SET TASK. All records should be reproduced verbatim.

(Stored records)
Begin
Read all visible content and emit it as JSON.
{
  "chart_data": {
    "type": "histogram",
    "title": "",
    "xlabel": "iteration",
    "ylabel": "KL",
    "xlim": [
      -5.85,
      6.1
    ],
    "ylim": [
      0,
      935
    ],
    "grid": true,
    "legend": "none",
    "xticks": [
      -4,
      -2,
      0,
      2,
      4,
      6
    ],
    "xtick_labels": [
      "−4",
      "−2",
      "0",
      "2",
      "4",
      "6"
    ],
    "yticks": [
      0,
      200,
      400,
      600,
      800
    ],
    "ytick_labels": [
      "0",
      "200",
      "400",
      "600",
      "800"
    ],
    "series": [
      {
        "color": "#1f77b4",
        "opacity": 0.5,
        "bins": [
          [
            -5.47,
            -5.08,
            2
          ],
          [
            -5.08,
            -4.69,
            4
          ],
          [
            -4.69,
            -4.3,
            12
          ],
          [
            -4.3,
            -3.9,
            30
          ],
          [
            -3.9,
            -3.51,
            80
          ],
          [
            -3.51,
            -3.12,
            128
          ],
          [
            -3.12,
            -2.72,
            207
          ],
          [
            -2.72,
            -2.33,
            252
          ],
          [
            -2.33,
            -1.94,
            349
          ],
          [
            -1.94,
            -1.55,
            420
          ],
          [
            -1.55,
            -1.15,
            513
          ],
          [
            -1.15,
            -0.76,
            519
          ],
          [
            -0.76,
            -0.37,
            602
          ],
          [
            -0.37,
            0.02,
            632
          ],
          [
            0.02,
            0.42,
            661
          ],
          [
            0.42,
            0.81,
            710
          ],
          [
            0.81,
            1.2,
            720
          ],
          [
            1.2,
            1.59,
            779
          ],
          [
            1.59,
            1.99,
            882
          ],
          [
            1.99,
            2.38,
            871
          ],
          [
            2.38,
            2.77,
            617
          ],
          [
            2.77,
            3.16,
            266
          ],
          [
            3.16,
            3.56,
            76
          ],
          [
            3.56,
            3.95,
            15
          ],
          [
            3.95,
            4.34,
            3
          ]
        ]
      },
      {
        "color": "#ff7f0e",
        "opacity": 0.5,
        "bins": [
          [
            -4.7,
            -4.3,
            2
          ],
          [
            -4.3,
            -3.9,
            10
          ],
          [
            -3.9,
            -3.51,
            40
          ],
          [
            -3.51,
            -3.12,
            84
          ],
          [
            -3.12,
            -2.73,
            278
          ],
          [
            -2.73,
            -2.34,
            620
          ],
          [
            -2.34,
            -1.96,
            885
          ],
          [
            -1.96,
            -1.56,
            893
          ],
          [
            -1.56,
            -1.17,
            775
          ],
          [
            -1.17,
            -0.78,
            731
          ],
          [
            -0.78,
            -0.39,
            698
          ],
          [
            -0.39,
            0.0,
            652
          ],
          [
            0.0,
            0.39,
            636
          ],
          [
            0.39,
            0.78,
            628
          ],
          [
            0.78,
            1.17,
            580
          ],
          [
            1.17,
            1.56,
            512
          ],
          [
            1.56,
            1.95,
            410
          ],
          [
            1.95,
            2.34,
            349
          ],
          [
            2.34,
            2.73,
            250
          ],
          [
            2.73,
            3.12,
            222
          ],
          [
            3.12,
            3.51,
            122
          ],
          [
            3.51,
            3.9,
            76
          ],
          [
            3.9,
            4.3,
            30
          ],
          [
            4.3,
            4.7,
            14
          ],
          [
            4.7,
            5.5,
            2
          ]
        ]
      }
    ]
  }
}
End
SOLUTION BELOW.
Read all visible content and emit it as JSON.
{
  "chart_data": {
    "type": "histogram",
    "title": "",
    "xlabel": "iteration",
    "ylabel": "KL",
    "xlim": [
      -5.85,
      6.1
    ],
    "ylim": [
      0,
      935
    ],
    "grid": true,
    "legend": "none",
    "xticks": [
      -4,
      -2,
      0,
      2,
      4,
      6
    ],
    "xtick_labels": [
      "−4",
      "−2",
      "0",
      "2",
      "4",
      "6"
    ],
    "yticks": [
      0,
      200,
      400,
      600,
      800
    ],
    "ytick_labels": [
      "0",
      "200",
      "400",
      "600",
      "800"
    ],
    "series": [
      {
        "color": "#1f77b4",
        "opacity": 0.5,
        "bins": [
          [
            -5.47,
            -5.08,
            2
          ],
          [
            -5.08,
            -4.69,
            4
          ],
          [
            -4.69,
            -4.3,
            12
          ],
          [
            -4.3,
            -3.9,
            30
          ],
          [
            -3.9,
            -3.51,
            80
          ],
          [
            -3.51,
            -3.12,
            128
          ],
          [
            -3.12,
            -2.72,
            207
          ],
          [
            -2.72,
            -2.33,
            252
          ],
          [
            -2.33,
            -1.94,
            349
          ],
          [
            -1.94,
            -1.55,
            420
          ],
          [
            -1.55,
            -1.15,
            513
          ],
          [
            -1.15,
            -0.76,
            519
          ],
          [
            -0.76,
            -0.37,
            602
          ],
          [
            -0.37,
            0.02,
            632
          ],
          [
            0.02,
            0.42,
            661
          ],
          [
            0.42,
            0.81,
            710
          ],
          [
            0.81,
            1.2,
            720
          ],
          [
            1.2,
            1.59,
            779
          ],
          [
            1.59,
            1.99,
            882
          ],
          [
            1.99,
            2.38,
            871
          ],
          [
            2.38,
            2.77,
            617
          ],
          [
            2.77,
            3.16,
            266
          ],
          [
            3.16,
            3.56,
            76
          ],
          [
            3.56,
            3.95,
            15
          ],
          [
            3.95,
            4.34,
            3
          ]
        ]
      },
      {
        "color": "#ff7f0e",
        "opacity": 0.5,
        "bins": [
          [
            -4.7,
            -4.3,
            2
          ],
          [
            -4.3,
            -3.9,
            10
          ],
          [
            -3.9,
            -3.51,
            40
          ],
          [
            -3.51,
            -3.12,
            84
          ],
          [
            -3.12,
            -2.73,
            278
          ],
          [
            -2.73,
            -2.34,
            620
          ],
          [
            -2.34,
            -1.96,
            885
          ],
          [
            -1.96,
            -1.56,
            893
          ],
          [
            -1.56,
            -1.17,
            775
          ],
          [
            -1.17,
            -0.78,
            731
          ],
          [
            -0.78,
            -0.39,
            698
          ],
          [
            -0.39,
            0.0,
            652
          ],
          [
            0.0,
            0.39,
            636
          ],
          [
            0.39,
            0.78,
            628
          ],
          [
            0.78,
            1.17,
            580
          ],
          [
            1.17,
            1.56,
            512
          ],
          [
            1.56,
            1.95,
            410
          ],
          [
            1.95,
            2.34,
            349
          ],
          [
            2.34,
            2.73,
            250
          ],
          [
            2.73,
            3.12,
            222
          ],
          [
            3.12,
            3.51,
            122
          ],
          [
            3.51,
            3.9,
            76
          ],
          [
            3.9,
            4.3,
            30
          ],
          [
            4.3,
            4.7,
            14
          ],
          [
            4.7,
            5.5,
            2
          ]
        ]
      }
    ]
  }
}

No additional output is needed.